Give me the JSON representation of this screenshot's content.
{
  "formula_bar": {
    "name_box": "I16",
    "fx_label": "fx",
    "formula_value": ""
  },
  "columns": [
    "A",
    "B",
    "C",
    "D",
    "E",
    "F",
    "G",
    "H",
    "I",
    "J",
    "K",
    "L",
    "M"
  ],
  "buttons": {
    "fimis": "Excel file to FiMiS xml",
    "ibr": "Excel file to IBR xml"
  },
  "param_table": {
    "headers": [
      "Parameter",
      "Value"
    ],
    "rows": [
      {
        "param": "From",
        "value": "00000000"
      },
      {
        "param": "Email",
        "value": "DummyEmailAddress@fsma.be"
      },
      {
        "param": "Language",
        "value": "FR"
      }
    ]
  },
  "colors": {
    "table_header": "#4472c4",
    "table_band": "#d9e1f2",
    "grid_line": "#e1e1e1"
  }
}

...

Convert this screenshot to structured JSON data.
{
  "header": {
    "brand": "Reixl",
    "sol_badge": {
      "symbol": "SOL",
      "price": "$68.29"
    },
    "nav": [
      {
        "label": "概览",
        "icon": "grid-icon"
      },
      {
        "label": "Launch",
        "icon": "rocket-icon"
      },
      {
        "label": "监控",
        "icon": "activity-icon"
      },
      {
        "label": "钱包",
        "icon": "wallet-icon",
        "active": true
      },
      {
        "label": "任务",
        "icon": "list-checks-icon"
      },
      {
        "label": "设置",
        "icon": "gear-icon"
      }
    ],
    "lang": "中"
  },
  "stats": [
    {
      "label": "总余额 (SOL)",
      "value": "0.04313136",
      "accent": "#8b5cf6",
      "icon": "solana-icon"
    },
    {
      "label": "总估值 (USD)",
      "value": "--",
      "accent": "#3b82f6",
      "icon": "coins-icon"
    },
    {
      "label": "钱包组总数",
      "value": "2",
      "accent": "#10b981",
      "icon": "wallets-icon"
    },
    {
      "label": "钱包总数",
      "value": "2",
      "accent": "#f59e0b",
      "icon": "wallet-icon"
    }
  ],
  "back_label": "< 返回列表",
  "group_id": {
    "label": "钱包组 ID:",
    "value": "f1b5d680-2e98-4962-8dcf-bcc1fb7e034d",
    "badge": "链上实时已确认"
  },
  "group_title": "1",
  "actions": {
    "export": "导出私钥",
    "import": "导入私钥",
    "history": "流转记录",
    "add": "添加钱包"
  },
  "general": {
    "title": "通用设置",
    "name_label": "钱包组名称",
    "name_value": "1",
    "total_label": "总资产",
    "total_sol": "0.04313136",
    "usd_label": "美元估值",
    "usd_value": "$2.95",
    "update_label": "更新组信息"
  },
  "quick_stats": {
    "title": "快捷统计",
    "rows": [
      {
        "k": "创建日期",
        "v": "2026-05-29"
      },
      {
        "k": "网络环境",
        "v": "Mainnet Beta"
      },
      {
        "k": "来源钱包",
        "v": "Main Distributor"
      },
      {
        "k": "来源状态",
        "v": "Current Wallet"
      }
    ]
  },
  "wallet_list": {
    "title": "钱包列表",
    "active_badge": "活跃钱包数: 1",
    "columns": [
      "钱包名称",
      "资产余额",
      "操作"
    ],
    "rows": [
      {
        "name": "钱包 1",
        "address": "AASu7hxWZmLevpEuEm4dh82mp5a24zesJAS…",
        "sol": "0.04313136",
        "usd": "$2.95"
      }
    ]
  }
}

WHAT THE TASK REQUIRES
Report all lines of the data above that include the string "screenshot".

ANSWER FOR THIS EXERCISE
Give me the JSON representation of this screenshot's content.
Convert this screenshot to structured JSON data.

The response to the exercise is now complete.